Data for this task:
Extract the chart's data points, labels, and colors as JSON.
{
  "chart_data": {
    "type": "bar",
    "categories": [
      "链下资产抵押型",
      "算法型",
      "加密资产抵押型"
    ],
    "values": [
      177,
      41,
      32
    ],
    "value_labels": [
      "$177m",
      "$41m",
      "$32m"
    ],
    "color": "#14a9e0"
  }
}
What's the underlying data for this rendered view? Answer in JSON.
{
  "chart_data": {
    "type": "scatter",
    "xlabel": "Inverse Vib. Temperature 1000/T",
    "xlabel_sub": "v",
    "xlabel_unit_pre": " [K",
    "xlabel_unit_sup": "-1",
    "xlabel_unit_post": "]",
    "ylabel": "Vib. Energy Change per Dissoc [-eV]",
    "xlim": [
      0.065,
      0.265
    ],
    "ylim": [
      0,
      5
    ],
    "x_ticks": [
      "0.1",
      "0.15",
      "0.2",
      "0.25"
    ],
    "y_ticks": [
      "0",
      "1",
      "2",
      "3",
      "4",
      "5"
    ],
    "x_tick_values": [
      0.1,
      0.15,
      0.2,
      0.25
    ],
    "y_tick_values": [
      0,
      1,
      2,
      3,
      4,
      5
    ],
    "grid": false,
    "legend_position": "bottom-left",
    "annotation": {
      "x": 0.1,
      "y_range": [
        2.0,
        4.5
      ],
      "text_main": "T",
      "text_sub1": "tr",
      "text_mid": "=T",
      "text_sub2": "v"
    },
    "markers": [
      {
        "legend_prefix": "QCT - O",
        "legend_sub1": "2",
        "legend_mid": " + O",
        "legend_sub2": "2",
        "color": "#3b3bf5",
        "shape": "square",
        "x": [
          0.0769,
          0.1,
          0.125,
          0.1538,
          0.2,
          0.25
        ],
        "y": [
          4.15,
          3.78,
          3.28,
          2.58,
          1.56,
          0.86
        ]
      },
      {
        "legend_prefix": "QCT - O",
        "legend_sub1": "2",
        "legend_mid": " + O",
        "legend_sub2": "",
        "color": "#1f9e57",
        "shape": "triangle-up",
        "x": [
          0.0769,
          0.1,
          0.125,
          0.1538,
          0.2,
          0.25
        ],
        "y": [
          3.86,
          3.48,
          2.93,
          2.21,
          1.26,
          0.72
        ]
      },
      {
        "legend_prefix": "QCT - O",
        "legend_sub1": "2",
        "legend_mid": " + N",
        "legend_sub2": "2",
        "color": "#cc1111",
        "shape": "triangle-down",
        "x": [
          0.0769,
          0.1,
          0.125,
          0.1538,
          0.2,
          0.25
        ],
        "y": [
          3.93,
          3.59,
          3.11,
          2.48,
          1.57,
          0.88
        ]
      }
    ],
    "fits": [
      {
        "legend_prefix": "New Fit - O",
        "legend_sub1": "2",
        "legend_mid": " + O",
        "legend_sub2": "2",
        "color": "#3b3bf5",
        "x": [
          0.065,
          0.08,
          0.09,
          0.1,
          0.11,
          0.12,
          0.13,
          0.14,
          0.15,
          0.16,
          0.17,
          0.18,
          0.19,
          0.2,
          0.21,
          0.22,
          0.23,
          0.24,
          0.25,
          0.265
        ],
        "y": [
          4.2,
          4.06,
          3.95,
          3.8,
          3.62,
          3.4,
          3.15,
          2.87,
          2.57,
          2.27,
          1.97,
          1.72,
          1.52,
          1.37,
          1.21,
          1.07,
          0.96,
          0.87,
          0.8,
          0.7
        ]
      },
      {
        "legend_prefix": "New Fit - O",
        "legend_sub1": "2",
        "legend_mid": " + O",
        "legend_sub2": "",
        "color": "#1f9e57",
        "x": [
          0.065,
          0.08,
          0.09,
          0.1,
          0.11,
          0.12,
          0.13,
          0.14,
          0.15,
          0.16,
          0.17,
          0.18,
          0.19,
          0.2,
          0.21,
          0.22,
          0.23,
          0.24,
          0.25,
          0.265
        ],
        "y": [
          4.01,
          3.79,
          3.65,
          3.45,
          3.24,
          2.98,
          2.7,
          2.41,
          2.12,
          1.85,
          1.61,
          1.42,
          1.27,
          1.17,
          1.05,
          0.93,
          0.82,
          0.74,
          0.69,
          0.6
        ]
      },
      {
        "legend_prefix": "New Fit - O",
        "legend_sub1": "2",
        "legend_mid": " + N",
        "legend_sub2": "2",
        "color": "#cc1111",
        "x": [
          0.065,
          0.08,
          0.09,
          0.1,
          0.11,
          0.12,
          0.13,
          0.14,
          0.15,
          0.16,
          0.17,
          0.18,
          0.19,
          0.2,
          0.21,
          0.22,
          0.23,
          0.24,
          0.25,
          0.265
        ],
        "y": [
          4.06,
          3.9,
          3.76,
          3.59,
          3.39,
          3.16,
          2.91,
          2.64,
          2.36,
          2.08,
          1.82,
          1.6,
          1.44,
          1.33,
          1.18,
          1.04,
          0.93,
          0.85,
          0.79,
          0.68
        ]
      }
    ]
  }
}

Aim of the exercise:
Write every entry out again exactly.

Correct answer:
Extract the chart's data points, labels, and colors as JSON.
{
  "chart_data": {
    "type": "bar",
    "categories": [
      "链下资产抵押型",
      "算法型",
      "加密资产抵押型"
    ],
    "values": [
      177,
      41,
      32
    ],
    "value_labels": [
      "$177m",
      "$41m",
      "$32m"
    ],
    "color": "#14a9e0"
  }
}
What's the underlying data for this rendered view? Answer in JSON.
{
  "chart_data": {
    "type": "scatter",
    "xlabel": "Inverse Vib. Temperature 1000/T",
    "xlabel_sub": "v",
    "xlabel_unit_pre": " [K",
    "xlabel_unit_sup": "-1",
    "xlabel_unit_post": "]",
    "ylabel": "Vib. Energy Change per Dissoc [-eV]",
    "xlim": [
      0.065,
      0.265
    ],
    "ylim": [
      0,
      5
    ],
    "x_ticks": [
      "0.1",
      "0.15",
      "0.2",
      "0.25"
    ],
    "y_ticks": [
      "0",
      "1",
      "2",
      "3",
      "4",
      "5"
    ],
    "x_tick_values": [
      0.1,
      0.15,
      0.2,
      0.25
    ],
    "y_tick_values": [
      0,
      1,
      2,
      3,
      4,
      5
    ],
    "grid": false,
    "legend_position": "bottom-left",
    "annotation": {
      "x": 0.1,
      "y_range": [
        2.0,
        4.5
      ],
      "text_main": "T",
      "text_sub1": "tr",
      "text_mid": "=T",
      "text_sub2": "v"
    },
    "markers": [
      {
        "legend_prefix": "QCT - O",
        "legend_sub1": "2",
        "legend_mid": " + O",
        "legend_sub2": "2",
        "color": "#3b3bf5",
        "shape": "square",
        "x": [
          0.0769,
          0.1,
          0.125,
          0.1538,
          0.2,
          0.25
        ],
        "y": [
          4.15,
          3.78,
          3.28,
          2.58,
          1.56,
          0.86
        ]
      },
      {
        "legend_prefix": "QCT - O",
        "legend_sub1": "2",
        "legend_mid": " + O",
        "legend_sub2": "",
        "color": "#1f9e57",
        "shape": "triangle-up",
        "x": [
          0.0769,
          0.1,
          0.125,
          0.1538,
          0.2,
          0.25
        ],
        "y": [
          3.86,
          3.48,
          2.93,
          2.21,
          1.26,
          0.72
        ]
      },
      {
        "legend_prefix": "QCT - O",
        "legend_sub1": "2",
        "legend_mid": " + N",
        "legend_sub2": "2",
        "color": "#cc1111",
        "shape": "triangle-down",
        "x": [
          0.0769,
          0.1,
          0.125,
          0.1538,
          0.2,
          0.25
        ],
        "y": [
          3.93,
          3.59,
          3.11,
          2.48,
          1.57,
          0.88
        ]
      }
    ],
    "fits": [
      {
        "legend_prefix": "New Fit - O",
        "legend_sub1": "2",
        "legend_mid": " + O",
        "legend_sub2": "2",
        "color": "#3b3bf5",
        "x": [
          0.065,
          0.08,
          0.09,
          0.1,
          0.11,
          0.12,
          0.13,
          0.14,
          0.15,
          0.16,
          0.17,
          0.18,
          0.19,
          0.2,
          0.21,
          0.22,
          0.23,
          0.24,
          0.25,
          0.265
        ],
        "y": [
          4.2,
          4.06,
          3.95,
          3.8,
          3.62,
          3.4,
          3.15,
          2.87,
          2.57,
          2.27,
          1.97,
          1.72,
          1.52,
          1.37,
          1.21,
          1.07,
          0.96,
          0.87,
          0.8,
          0.7
        ]
      },
      {
        "legend_prefix": "New Fit - O",
        "legend_sub1": "2",
        "legend_mid": " + O",
        "legend_sub2": "",
        "color": "#1f9e57",
        "x": [
          0.065,
          0.08,
          0.09,
          0.1,
          0.11,
          0.12,
          0.13,
          0.14,
          0.15,
          0.16,
          0.17,
          0.18,
          0.19,
          0.2,
          0.21,
          0.22,
          0.23,
          0.24,
          0.25,
          0.265
        ],
        "y": [
          4.01,
          3.79,
          3.65,
          3.45,
          3.24,
          2.98,
          2.7,
          2.41,
          2.12,
          1.85,
          1.61,
          1.42,
          1.27,
          1.17,
          1.05,
          0.93,
          0.82,
          0.74,
          0.69,
          0.6
        ]
      },
      {
        "legend_prefix": "New Fit - O",
        "legend_sub1": "2",
        "legend_mid": " + N",
        "legend_sub2": "2",
        "color": "#cc1111",
        "x": [
          0.065,
          0.08,
          0.09,
          0.1,
          0.11,
          0.12,
          0.13,
          0.14,
          0.15,
          0.16,
          0.17,
          0.18,
          0.19,
          0.2,
          0.21,
          0.22,
          0.23,
          0.24,
          0.25,
          0.265
        ],
        "y": [
          4.06,
          3.9,
          3.76,
          3.59,
          3.39,
          3.16,
          2.91,
          2.64,
          2.36,
          2.08,
          1.82,
          1.6,
          1.44,
          1.33,
          1.18,
          1.04,
          0.93,
          0.85,
          0.79,
          0.68
        ]
      }
    ]
  }
}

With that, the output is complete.